__Your instructions__:
Search the listing for the string "κυκλοφορίας" and copy every line that contains it.
* * * *
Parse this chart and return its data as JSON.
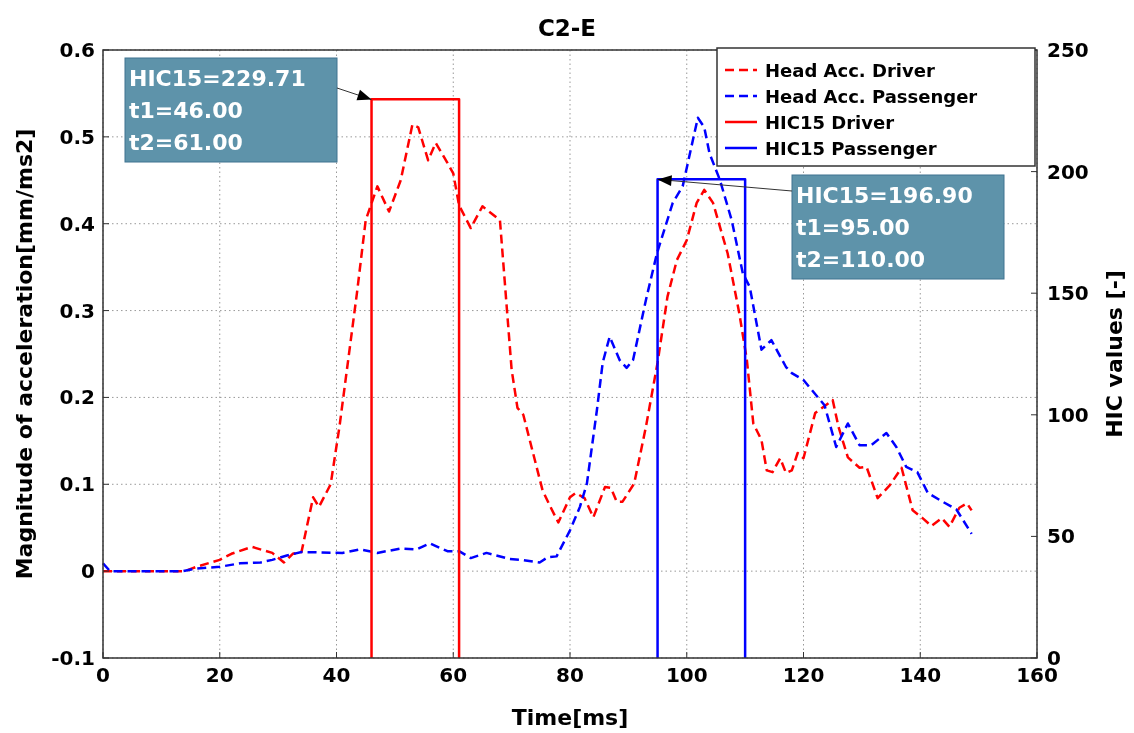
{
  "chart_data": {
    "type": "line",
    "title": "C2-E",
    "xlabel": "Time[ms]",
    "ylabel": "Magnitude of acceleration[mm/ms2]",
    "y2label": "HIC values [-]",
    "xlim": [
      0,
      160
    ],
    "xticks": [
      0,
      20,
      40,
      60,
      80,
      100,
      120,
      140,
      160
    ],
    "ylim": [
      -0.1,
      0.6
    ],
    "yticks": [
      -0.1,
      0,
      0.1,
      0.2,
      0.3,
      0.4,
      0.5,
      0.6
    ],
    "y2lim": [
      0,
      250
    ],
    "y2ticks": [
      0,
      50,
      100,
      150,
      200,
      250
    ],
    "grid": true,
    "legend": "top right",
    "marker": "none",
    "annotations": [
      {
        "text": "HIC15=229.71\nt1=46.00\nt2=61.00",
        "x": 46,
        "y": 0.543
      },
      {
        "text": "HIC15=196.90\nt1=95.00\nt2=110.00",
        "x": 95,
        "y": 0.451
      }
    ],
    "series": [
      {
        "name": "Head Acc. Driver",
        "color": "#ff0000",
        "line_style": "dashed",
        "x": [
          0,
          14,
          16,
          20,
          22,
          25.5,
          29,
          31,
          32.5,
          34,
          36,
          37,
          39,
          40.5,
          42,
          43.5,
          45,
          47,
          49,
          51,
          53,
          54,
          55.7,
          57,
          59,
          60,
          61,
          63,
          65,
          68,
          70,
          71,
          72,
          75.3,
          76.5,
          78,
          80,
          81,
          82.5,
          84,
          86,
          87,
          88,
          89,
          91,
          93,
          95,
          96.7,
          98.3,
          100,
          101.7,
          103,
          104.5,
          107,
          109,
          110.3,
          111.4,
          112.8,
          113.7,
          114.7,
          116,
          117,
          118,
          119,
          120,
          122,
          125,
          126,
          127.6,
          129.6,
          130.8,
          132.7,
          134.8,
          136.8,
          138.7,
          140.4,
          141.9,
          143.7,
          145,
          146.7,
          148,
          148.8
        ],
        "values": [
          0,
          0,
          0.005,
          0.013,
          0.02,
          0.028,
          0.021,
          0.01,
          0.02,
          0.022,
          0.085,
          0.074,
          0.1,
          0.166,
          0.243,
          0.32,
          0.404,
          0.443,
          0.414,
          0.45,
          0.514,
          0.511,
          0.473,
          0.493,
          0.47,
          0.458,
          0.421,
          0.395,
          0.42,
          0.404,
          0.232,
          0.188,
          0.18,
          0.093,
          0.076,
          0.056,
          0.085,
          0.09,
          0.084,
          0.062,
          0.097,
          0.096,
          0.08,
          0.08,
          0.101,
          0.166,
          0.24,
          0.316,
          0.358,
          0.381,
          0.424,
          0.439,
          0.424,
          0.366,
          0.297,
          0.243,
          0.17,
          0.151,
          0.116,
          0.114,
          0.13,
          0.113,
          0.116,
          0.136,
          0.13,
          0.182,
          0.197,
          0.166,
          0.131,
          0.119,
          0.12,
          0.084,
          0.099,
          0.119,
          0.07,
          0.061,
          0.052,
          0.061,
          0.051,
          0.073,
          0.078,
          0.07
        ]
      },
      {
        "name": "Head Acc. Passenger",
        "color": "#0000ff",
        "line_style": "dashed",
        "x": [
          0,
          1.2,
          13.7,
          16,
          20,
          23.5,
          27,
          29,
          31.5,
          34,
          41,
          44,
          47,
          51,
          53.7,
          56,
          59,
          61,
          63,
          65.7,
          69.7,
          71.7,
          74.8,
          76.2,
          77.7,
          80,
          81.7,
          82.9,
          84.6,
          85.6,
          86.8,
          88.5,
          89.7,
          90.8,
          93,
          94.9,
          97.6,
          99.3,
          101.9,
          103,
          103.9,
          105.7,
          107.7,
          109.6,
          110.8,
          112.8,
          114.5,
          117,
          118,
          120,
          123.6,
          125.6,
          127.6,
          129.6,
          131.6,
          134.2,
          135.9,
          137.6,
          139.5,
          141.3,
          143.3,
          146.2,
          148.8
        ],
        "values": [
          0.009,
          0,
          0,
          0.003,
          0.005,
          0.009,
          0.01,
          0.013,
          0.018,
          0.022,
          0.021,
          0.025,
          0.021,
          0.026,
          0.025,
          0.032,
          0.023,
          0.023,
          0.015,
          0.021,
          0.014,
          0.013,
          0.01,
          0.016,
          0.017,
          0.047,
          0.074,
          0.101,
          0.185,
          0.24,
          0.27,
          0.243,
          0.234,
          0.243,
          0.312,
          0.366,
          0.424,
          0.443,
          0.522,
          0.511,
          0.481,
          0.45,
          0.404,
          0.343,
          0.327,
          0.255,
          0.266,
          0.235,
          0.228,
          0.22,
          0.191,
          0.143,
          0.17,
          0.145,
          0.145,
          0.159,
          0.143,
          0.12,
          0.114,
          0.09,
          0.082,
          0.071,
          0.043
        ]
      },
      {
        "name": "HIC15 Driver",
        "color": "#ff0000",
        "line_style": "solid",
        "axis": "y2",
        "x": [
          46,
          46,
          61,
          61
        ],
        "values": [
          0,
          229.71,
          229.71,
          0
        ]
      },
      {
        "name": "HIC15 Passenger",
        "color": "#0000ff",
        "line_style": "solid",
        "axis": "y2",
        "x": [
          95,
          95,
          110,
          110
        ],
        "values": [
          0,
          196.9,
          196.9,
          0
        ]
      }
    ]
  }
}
* * * *
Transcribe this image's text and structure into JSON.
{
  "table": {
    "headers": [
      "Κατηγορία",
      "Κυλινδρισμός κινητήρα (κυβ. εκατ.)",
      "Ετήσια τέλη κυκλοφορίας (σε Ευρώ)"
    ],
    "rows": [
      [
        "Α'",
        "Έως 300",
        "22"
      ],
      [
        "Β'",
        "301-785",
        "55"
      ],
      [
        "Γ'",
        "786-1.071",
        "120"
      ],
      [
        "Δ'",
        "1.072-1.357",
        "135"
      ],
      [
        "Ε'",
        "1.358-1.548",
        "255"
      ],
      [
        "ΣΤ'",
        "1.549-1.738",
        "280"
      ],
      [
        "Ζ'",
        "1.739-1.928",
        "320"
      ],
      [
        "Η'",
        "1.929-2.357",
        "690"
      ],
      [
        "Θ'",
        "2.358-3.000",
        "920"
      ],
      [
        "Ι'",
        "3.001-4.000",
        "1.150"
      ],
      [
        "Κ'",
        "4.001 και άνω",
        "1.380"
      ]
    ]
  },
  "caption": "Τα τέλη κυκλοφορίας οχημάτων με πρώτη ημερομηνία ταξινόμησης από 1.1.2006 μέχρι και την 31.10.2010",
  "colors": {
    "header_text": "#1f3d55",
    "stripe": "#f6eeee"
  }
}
* * * *
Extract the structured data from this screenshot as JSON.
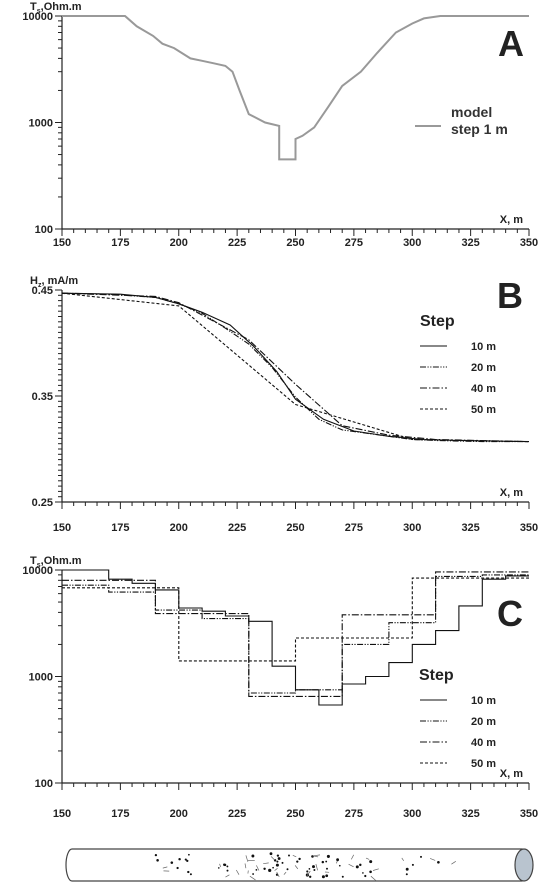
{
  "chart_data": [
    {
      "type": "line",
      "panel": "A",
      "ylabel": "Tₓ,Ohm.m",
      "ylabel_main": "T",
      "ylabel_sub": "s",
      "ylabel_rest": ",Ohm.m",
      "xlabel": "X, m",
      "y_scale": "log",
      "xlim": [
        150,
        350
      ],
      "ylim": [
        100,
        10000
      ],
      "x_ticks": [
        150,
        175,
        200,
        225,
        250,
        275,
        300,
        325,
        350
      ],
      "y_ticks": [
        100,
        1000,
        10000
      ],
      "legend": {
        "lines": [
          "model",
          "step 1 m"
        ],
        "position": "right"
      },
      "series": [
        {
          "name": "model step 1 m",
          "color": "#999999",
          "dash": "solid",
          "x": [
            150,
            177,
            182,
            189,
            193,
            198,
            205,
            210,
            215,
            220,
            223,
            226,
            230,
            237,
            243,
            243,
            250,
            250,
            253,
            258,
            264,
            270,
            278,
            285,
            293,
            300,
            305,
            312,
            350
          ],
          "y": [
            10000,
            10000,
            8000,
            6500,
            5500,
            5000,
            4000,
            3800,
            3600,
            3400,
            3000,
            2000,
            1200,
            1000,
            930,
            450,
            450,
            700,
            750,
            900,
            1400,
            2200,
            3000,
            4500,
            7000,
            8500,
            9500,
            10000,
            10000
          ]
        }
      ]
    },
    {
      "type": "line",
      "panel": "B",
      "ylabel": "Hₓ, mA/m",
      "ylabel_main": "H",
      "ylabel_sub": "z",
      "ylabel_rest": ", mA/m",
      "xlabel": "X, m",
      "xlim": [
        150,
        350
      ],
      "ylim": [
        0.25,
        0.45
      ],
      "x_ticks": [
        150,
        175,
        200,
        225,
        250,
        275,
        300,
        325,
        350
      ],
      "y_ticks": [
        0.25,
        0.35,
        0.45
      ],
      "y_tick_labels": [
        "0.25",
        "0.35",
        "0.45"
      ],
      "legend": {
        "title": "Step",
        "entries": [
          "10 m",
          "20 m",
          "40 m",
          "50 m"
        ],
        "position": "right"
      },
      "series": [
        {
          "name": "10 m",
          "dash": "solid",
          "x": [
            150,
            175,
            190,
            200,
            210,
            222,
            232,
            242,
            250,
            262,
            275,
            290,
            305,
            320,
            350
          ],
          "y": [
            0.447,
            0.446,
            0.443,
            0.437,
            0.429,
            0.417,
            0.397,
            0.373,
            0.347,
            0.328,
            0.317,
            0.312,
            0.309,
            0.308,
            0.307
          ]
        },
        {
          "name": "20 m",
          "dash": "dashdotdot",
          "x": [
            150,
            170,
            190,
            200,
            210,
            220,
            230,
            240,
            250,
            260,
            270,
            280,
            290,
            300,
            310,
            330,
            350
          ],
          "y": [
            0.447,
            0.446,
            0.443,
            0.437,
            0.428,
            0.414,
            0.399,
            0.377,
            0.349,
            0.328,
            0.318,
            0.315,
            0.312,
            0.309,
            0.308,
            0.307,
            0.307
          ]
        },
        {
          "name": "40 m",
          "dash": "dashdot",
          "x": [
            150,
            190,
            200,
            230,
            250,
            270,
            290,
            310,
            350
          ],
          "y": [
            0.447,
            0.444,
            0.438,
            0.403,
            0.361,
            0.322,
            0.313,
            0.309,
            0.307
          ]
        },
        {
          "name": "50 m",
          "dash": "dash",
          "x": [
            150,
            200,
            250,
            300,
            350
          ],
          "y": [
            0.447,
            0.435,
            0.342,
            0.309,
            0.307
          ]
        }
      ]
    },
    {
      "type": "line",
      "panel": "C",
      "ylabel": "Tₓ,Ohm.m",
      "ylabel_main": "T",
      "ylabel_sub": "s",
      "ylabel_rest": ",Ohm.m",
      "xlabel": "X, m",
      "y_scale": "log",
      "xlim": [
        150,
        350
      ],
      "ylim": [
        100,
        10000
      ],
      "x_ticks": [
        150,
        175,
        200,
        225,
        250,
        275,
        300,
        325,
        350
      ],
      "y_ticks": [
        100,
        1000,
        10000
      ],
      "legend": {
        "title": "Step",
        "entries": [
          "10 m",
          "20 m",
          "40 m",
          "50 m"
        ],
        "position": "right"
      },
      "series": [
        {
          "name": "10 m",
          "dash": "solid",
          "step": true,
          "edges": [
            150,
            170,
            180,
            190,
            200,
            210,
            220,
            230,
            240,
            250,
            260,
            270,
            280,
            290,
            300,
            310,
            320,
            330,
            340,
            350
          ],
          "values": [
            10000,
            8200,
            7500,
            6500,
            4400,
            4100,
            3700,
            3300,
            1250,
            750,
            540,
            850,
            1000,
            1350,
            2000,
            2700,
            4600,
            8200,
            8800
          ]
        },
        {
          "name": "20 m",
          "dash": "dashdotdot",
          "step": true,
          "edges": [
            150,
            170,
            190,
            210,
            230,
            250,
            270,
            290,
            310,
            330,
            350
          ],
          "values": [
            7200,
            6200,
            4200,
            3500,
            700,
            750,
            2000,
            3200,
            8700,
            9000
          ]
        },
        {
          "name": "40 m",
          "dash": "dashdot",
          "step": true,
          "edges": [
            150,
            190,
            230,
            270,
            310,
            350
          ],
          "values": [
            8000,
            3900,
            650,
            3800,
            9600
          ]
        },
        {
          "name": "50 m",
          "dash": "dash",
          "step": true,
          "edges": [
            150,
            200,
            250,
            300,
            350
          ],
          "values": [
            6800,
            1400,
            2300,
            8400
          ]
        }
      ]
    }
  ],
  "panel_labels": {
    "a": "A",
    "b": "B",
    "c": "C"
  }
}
* * * *
__Task output__:
      "Ετήσια τέλη κυκλοφορίας (σε Ευρώ)"
  "caption": "Τα τέλη κυκλοφορίας οχημάτων με πρώτη ημερομηνία ταξινόμησης από 1.1.2006 μέχρι και την 31.10.2010",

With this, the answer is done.